Check each line for the word "Teresanna" and give how many have it. Say nothing else.

^^^^^^^^^^^^^^^^

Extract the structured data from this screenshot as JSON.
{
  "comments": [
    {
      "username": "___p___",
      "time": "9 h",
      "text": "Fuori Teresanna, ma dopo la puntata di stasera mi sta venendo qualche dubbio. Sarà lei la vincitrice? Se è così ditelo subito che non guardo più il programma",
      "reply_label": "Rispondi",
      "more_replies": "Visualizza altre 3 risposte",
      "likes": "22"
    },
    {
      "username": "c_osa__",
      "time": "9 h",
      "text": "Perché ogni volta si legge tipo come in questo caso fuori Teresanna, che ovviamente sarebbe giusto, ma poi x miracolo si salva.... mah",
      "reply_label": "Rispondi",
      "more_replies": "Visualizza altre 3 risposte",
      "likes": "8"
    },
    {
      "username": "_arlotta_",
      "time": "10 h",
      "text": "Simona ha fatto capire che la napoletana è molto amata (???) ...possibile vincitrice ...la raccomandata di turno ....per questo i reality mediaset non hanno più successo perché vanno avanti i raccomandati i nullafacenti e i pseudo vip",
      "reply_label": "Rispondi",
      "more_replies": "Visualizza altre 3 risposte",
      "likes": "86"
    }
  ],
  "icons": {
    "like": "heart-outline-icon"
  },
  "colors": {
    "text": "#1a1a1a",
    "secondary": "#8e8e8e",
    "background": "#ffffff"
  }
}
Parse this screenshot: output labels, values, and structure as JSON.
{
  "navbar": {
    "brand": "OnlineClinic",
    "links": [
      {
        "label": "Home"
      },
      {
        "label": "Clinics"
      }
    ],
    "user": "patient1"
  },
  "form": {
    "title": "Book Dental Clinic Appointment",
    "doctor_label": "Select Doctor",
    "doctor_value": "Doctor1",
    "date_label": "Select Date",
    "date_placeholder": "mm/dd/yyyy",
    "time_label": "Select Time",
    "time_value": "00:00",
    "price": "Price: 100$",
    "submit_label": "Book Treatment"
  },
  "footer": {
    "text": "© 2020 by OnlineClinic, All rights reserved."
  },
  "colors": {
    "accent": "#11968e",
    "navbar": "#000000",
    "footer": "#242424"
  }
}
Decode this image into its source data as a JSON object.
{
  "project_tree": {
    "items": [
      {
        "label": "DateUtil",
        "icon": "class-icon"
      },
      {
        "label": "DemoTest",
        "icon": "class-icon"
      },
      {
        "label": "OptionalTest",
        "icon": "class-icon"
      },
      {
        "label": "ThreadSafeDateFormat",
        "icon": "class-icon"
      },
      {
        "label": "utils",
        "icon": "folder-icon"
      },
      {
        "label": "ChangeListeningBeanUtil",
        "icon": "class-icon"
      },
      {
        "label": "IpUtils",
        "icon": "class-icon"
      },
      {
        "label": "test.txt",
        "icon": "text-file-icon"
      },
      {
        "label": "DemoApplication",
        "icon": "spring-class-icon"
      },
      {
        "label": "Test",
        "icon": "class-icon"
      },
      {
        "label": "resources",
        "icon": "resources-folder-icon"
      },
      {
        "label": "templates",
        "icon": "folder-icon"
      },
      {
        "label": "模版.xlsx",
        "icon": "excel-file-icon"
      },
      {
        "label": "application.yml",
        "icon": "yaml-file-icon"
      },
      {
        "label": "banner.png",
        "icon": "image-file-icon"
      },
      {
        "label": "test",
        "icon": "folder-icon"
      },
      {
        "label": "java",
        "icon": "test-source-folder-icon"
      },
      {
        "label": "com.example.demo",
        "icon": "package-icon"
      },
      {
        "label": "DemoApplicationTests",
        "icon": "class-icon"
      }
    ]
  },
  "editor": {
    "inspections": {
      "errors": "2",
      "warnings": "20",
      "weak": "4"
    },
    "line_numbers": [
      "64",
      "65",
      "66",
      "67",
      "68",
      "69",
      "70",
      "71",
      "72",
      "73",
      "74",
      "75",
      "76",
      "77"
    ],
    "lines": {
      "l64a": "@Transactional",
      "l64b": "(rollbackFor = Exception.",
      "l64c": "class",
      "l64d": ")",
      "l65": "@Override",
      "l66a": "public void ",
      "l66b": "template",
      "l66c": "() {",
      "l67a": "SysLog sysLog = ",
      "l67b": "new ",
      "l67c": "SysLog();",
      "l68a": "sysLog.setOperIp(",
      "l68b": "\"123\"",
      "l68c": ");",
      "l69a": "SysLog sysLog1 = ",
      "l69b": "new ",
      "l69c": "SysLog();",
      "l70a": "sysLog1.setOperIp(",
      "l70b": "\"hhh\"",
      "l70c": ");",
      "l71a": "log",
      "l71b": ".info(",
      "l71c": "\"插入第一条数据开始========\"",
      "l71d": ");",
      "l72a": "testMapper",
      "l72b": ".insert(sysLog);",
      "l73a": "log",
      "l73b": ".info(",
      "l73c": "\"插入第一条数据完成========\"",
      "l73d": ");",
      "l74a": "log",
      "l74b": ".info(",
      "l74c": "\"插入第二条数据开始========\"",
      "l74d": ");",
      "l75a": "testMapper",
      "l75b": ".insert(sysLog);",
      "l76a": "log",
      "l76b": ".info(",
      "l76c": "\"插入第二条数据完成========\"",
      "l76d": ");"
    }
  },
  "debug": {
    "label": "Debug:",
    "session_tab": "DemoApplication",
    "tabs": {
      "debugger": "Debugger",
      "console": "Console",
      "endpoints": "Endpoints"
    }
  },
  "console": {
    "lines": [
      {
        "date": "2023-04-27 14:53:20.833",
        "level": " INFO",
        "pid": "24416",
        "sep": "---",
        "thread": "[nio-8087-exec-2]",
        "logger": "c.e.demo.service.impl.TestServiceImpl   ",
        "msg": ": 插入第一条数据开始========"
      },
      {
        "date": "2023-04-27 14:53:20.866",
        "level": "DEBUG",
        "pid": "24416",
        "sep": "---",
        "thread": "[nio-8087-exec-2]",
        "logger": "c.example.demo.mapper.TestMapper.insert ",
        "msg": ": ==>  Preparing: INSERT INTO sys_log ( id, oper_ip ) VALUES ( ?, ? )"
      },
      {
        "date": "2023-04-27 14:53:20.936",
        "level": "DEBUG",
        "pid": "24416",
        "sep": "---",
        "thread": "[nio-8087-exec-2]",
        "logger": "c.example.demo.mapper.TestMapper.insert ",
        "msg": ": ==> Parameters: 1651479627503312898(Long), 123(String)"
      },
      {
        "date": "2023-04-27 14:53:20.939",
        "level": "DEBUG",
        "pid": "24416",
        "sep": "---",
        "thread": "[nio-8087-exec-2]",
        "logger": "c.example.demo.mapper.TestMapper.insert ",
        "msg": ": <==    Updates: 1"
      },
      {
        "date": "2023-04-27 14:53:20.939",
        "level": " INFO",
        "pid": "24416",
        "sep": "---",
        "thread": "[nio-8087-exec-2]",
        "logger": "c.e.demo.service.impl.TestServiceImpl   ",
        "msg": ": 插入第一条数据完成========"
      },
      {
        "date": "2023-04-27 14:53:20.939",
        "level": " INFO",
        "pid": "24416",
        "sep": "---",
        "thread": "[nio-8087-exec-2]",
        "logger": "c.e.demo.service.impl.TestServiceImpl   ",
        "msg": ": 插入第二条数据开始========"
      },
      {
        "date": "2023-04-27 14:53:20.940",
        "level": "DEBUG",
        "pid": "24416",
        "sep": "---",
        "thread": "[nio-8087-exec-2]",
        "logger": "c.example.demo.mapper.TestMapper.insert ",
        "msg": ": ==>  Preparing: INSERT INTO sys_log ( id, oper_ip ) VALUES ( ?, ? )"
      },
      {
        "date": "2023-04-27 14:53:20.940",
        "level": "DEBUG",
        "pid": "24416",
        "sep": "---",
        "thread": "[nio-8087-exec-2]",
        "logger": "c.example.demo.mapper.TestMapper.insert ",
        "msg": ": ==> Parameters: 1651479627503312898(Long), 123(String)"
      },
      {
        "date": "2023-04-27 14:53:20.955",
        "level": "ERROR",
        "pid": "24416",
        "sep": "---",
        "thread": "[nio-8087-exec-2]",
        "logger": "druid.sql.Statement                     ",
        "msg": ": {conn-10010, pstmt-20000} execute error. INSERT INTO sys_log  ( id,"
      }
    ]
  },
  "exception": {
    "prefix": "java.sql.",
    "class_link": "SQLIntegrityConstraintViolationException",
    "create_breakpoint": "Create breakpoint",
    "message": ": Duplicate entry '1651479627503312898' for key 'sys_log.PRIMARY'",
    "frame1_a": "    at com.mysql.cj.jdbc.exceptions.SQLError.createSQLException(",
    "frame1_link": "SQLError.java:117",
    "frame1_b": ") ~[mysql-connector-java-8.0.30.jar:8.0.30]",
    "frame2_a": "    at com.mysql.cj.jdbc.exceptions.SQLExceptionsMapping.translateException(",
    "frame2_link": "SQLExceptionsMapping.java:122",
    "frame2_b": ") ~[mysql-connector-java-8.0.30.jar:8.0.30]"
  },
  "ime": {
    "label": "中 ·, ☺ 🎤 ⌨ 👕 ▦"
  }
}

^^^^^^^^^^^^^^^^

**The solution**
2